Given request | Word for word, transcribe the lines from the one containing "Decode this chart: output" through the end of the entries, both included, and nothing else.

Extracts from a graphics dataset |
────

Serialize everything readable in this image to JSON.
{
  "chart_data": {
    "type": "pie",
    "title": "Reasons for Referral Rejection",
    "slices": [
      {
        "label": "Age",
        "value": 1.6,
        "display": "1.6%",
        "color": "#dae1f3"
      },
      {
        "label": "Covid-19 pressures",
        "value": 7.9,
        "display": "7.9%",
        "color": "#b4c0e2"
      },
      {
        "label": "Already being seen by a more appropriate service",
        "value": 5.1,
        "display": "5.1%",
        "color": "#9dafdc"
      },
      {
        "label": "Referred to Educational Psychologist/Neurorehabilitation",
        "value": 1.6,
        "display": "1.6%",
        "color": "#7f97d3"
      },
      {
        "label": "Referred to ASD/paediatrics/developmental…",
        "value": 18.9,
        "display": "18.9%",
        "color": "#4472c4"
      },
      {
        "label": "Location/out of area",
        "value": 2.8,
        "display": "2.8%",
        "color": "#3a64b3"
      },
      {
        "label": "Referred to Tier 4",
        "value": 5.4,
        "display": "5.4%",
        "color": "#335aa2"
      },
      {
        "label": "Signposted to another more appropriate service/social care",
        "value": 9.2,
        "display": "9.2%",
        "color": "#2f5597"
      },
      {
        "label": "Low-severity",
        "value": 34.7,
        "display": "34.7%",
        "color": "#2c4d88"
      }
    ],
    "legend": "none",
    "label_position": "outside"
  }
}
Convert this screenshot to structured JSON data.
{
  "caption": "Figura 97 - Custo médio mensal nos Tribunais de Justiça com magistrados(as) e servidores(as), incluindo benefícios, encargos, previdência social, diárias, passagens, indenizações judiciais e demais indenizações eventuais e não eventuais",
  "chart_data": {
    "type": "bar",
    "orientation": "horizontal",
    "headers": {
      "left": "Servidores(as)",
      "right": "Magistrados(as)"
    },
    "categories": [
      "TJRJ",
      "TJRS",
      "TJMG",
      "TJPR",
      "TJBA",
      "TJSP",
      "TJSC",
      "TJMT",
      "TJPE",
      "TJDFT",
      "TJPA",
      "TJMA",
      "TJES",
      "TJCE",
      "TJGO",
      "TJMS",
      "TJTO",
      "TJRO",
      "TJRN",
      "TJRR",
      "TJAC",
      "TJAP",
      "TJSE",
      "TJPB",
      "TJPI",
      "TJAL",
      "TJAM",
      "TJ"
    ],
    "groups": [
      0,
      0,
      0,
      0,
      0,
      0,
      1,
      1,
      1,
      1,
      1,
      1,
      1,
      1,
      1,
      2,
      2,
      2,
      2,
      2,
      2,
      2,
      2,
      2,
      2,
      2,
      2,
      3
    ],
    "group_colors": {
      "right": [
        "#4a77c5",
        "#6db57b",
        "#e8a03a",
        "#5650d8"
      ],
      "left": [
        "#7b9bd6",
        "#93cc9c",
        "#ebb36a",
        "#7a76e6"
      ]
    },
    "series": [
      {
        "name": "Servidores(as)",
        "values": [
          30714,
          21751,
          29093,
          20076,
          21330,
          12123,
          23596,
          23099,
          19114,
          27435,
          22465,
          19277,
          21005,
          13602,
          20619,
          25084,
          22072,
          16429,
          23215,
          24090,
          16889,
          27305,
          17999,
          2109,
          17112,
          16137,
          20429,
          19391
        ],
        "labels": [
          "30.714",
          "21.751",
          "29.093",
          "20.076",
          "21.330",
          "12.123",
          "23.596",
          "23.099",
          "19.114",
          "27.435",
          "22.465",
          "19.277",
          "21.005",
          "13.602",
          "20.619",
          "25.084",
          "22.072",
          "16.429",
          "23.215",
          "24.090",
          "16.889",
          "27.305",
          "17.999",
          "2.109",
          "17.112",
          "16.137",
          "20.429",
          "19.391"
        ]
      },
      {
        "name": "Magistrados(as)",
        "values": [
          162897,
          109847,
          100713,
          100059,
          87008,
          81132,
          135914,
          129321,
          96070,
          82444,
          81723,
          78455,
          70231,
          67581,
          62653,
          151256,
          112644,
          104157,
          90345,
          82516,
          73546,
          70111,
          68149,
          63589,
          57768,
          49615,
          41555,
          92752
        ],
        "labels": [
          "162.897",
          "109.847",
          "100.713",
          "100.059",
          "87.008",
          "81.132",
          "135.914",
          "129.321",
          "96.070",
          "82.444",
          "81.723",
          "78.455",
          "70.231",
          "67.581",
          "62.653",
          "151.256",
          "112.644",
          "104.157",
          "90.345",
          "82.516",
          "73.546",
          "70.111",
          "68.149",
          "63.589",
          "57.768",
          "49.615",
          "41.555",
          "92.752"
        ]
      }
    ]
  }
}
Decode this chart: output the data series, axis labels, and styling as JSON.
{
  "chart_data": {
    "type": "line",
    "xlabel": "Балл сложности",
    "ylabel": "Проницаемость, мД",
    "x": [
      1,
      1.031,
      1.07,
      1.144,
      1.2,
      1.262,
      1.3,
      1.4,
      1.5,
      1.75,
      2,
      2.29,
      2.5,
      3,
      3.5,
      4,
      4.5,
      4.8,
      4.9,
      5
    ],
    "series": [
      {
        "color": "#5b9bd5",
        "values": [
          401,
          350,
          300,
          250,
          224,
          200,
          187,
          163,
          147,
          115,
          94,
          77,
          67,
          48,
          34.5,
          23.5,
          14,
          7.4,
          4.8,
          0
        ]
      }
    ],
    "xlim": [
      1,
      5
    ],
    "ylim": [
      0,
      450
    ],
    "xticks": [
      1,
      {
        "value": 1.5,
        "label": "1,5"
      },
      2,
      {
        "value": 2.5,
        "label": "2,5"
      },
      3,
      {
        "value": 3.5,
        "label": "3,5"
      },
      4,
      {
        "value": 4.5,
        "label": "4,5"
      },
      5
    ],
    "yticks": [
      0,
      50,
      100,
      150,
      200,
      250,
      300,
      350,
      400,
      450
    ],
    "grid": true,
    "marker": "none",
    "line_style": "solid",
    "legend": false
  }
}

────

Exercise output |
Decode this chart: output the data series, axis labels, and styling as JSON.
{
  "chart_data": {
    "type": "line",
    "xlabel": "Балл сложности",
    "ylabel": "Проницаемость, мД",
    "x": [
      1,
      1.031,
      1.07,
      1.144,
      1.2,
      1.262,
      1.3,
      1.4,
      1.5,
      1.75,
      2,
      2.29,
      2.5,
      3,
      3.5,
      4,
      4.5,
      4.8,
      4.9,
      5
    ],
    "series": [
      {
        "color": "#5b9bd5",
        "values": [
          401,
          350,
          300,
          250,
          224,
          200,
          187,
          163,
          147,
          115,
          94,
          77,
          67,
          48,
          34.5,
          23.5,
          14,
          7.4,
          4.8,
          0
        ]
      }
    ],
    "xlim": [
      1,
      5
    ],
    "ylim": [
      0,
      450
    ],
    "xticks": [
      1,
      {
        "value": 1.5,
        "label": "1,5"
      },
      2,
      {
        "value": 2.5,
        "label": "2,5"
      },
      3,
      {
        "value": 3.5,
        "label": "3,5"
      },
      4,
      {
        "value": 4.5,
        "label": "4,5"
      },
      5
    ],
    "yticks": [
      0,
      50,
      100,
      150,
      200,
      250,
      300,
      350,
      400,
      450
    ],
    "grid": true,
    "marker": "none",
    "line_style": "solid",
    "legend": false
  }
}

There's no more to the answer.